(Entries with figure data)
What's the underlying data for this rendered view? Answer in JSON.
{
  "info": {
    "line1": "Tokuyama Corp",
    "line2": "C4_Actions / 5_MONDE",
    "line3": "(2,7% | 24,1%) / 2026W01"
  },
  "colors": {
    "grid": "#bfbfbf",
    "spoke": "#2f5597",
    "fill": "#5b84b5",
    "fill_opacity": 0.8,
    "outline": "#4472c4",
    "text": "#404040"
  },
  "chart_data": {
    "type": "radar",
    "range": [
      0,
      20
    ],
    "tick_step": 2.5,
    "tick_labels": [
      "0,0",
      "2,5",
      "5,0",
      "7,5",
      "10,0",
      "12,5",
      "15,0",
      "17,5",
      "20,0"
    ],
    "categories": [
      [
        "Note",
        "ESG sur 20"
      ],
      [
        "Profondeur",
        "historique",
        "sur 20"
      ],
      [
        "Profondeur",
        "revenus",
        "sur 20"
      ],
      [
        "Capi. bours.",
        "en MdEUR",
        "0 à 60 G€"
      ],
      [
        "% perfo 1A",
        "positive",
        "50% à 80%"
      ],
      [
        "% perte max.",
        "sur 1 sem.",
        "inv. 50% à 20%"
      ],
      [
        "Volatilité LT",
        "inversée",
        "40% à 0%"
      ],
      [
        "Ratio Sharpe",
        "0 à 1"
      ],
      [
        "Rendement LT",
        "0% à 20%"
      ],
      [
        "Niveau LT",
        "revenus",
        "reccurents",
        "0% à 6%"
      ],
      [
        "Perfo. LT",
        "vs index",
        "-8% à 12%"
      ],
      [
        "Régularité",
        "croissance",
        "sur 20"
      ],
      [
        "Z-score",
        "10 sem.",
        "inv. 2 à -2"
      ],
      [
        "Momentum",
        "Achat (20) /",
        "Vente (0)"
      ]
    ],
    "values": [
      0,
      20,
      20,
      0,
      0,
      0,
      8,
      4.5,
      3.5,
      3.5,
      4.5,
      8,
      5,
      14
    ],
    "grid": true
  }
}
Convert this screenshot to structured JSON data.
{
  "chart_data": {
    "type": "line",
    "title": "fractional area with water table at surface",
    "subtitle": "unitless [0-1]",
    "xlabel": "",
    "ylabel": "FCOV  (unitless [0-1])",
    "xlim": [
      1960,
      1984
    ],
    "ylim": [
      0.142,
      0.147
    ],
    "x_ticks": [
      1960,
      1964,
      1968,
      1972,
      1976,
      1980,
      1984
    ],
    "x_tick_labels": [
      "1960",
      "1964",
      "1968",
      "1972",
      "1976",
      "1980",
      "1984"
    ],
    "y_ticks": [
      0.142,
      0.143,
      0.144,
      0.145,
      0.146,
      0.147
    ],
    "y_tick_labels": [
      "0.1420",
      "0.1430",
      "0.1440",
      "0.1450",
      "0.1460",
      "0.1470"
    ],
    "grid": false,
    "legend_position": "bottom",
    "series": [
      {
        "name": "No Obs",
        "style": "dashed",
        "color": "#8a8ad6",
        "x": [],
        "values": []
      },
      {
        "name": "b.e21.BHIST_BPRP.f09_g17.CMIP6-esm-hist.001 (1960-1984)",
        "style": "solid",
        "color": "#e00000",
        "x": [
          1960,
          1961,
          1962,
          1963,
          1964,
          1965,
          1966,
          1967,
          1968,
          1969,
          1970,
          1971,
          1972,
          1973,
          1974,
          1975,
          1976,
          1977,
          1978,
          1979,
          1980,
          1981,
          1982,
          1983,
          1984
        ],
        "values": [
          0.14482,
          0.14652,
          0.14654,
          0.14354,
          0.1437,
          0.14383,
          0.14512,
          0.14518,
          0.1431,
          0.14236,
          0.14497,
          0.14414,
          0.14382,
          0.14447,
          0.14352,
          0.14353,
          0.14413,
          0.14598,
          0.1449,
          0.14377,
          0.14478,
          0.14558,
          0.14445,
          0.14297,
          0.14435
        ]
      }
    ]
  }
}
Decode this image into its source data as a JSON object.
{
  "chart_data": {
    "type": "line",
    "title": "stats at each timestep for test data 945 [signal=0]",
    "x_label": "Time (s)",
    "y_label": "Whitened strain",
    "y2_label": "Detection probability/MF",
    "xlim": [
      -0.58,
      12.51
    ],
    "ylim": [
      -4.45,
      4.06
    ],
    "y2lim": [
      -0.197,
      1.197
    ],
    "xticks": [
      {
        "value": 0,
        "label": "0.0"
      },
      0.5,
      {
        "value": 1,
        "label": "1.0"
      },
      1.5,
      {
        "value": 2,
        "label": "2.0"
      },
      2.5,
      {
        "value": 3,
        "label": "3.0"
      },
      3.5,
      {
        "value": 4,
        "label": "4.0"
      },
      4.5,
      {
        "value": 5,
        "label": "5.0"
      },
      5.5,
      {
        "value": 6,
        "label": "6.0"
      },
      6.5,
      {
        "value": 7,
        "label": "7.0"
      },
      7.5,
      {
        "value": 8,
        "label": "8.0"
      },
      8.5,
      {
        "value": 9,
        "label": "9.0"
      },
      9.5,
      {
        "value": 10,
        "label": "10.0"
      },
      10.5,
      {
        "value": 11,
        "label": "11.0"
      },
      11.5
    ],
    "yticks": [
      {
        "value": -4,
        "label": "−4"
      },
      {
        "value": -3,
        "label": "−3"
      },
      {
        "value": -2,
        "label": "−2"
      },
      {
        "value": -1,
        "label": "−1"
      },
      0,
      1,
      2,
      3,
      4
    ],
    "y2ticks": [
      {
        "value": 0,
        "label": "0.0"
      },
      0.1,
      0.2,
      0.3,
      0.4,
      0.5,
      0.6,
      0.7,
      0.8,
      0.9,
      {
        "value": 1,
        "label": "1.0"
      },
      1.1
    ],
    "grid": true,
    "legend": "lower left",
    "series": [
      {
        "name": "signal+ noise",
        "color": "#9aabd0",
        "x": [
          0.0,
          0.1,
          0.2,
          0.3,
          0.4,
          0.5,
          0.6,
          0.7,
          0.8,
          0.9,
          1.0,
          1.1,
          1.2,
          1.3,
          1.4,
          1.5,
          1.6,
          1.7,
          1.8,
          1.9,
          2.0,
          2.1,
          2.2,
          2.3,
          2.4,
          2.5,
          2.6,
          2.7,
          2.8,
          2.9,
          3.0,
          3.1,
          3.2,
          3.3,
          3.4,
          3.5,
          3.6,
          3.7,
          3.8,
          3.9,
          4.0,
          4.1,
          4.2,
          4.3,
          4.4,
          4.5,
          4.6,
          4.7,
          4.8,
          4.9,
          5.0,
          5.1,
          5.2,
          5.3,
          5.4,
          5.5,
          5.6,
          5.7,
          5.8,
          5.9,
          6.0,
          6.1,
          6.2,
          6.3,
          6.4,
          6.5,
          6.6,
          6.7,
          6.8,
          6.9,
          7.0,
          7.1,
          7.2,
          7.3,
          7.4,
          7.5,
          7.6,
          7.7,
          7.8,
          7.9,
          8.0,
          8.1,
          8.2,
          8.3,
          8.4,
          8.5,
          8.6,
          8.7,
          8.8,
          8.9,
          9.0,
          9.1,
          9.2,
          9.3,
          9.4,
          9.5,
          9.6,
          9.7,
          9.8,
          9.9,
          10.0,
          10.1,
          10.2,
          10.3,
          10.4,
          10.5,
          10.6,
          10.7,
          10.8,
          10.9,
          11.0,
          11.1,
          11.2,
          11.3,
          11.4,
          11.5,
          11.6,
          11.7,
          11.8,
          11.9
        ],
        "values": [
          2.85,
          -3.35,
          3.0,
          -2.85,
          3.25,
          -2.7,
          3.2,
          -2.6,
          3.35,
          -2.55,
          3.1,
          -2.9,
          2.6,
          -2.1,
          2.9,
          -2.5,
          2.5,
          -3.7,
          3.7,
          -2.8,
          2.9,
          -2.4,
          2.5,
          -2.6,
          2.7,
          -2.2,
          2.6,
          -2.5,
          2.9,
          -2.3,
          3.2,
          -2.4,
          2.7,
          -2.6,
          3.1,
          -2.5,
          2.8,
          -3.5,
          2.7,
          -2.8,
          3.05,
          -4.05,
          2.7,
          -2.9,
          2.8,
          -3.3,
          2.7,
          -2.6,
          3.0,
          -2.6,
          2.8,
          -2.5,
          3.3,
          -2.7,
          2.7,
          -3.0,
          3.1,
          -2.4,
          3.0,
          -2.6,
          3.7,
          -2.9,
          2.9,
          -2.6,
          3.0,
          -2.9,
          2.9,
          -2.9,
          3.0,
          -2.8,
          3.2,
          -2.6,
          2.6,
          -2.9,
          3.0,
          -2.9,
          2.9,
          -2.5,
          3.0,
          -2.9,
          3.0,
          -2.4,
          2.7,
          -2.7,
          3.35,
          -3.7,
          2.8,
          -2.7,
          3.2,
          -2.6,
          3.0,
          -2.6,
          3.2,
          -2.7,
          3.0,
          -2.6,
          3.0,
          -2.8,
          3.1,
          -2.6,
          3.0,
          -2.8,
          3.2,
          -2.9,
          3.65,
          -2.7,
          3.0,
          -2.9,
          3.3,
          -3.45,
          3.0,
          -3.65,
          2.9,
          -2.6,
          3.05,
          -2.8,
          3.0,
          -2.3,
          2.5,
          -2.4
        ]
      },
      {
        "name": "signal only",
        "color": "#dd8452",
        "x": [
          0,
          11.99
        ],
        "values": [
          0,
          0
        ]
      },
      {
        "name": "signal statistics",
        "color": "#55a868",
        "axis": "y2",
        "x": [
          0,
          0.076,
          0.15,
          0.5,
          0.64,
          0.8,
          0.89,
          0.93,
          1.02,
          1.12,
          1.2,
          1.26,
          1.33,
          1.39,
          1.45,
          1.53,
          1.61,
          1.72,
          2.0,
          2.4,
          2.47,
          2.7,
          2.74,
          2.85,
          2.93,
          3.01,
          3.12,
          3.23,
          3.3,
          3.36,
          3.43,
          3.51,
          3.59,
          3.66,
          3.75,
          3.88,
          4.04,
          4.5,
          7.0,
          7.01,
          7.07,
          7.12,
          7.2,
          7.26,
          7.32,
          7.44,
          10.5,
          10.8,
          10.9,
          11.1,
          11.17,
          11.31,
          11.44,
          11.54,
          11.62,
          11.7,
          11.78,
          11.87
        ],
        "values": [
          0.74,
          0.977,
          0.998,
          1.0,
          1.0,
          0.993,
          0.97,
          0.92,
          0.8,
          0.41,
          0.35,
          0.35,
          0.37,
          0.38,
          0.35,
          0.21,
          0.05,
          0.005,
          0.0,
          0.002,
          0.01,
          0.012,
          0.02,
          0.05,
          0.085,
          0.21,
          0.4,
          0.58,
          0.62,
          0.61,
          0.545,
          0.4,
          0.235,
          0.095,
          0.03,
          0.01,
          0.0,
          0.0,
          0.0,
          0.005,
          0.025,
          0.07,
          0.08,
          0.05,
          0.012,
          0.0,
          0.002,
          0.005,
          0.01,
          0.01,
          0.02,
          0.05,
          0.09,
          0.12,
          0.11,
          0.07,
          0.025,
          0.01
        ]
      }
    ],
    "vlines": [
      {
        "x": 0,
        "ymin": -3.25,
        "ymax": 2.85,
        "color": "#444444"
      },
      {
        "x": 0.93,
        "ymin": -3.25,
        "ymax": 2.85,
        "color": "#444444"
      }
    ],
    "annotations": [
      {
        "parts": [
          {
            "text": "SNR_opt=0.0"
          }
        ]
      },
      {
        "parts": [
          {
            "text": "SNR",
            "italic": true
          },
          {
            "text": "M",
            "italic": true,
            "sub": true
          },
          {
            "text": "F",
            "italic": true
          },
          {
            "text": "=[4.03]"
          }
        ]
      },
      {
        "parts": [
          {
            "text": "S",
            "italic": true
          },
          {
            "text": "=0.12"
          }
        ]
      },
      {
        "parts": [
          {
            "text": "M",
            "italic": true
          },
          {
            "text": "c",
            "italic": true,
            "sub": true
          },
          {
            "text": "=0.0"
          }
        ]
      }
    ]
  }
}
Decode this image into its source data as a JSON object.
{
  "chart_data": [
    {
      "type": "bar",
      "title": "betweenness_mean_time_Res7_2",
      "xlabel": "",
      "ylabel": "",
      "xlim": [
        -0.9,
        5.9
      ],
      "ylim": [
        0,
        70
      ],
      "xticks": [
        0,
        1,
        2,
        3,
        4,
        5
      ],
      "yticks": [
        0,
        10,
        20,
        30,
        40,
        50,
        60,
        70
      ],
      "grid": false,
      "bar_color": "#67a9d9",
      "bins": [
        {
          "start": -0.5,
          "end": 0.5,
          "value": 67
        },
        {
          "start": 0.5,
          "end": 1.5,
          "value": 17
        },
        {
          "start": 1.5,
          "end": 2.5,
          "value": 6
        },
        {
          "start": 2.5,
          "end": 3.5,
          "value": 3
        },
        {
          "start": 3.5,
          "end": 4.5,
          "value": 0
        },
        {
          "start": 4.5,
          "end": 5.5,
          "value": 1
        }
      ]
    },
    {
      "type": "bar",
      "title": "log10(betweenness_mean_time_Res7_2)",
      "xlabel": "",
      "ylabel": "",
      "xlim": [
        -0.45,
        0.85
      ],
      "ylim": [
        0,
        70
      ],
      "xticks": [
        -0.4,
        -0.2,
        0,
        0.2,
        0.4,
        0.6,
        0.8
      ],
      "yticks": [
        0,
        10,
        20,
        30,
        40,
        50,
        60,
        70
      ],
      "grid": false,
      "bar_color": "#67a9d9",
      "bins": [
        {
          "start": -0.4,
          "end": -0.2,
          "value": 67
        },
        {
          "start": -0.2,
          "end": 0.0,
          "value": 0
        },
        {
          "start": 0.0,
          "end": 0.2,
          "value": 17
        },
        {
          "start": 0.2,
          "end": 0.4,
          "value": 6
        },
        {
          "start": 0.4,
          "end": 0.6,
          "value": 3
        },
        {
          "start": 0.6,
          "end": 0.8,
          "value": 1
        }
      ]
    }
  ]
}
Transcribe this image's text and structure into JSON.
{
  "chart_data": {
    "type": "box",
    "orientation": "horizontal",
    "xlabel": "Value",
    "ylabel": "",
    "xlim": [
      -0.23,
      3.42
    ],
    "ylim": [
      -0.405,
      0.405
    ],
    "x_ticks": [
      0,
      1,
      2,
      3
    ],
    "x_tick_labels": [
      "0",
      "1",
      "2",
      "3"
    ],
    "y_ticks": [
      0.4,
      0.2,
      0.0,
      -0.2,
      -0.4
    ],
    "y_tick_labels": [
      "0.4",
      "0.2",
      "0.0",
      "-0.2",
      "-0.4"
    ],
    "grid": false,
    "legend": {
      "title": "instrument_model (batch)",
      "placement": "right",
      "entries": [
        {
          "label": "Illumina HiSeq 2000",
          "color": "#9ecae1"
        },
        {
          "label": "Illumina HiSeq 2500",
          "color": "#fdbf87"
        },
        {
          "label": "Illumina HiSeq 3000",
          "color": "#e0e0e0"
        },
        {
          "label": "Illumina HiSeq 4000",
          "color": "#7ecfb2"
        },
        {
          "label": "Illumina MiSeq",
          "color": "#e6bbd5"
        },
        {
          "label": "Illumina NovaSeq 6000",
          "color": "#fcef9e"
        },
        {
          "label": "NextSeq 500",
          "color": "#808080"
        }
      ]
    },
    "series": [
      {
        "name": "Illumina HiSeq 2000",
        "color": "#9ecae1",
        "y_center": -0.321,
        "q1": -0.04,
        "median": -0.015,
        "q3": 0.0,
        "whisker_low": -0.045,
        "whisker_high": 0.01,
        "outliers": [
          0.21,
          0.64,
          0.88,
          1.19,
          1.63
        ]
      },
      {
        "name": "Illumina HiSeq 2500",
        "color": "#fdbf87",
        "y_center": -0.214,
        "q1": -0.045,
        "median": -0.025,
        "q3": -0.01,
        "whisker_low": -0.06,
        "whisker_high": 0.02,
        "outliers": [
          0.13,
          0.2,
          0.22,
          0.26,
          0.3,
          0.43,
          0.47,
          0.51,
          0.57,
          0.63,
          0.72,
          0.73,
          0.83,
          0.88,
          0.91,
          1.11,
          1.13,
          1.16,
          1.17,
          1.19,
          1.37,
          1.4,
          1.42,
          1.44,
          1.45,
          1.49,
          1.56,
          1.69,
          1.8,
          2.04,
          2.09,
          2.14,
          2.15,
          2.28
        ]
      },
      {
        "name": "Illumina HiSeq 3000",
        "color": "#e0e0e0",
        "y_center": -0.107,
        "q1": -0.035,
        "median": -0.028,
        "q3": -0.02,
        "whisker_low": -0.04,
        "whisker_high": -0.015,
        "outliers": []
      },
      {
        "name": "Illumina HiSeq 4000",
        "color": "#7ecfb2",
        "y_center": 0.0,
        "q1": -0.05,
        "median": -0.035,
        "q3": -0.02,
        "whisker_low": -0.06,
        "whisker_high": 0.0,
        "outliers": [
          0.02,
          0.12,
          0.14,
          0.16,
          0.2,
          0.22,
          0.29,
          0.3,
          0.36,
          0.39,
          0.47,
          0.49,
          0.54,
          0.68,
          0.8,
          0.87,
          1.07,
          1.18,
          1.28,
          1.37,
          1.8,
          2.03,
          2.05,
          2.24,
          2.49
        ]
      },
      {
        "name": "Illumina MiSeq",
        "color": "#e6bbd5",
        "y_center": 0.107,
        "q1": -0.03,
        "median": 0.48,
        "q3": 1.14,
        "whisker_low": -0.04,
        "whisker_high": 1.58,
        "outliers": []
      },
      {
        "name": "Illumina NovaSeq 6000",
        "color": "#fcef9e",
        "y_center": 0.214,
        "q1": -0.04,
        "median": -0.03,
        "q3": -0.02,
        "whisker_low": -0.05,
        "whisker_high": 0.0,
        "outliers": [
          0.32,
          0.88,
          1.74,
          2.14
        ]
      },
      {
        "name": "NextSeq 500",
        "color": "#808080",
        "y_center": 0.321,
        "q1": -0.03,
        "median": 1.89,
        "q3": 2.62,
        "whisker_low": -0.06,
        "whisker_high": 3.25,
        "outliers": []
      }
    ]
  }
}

> _Stated exercise_
Wherever the word "signal" occurs in a line of the listing, copy that line.

> _Output_
    "title": "stats at each timestep for test data 945 [signal=0]",
        "name": "signal+ noise",
        "name": "signal only",
        "name": "signal statistics",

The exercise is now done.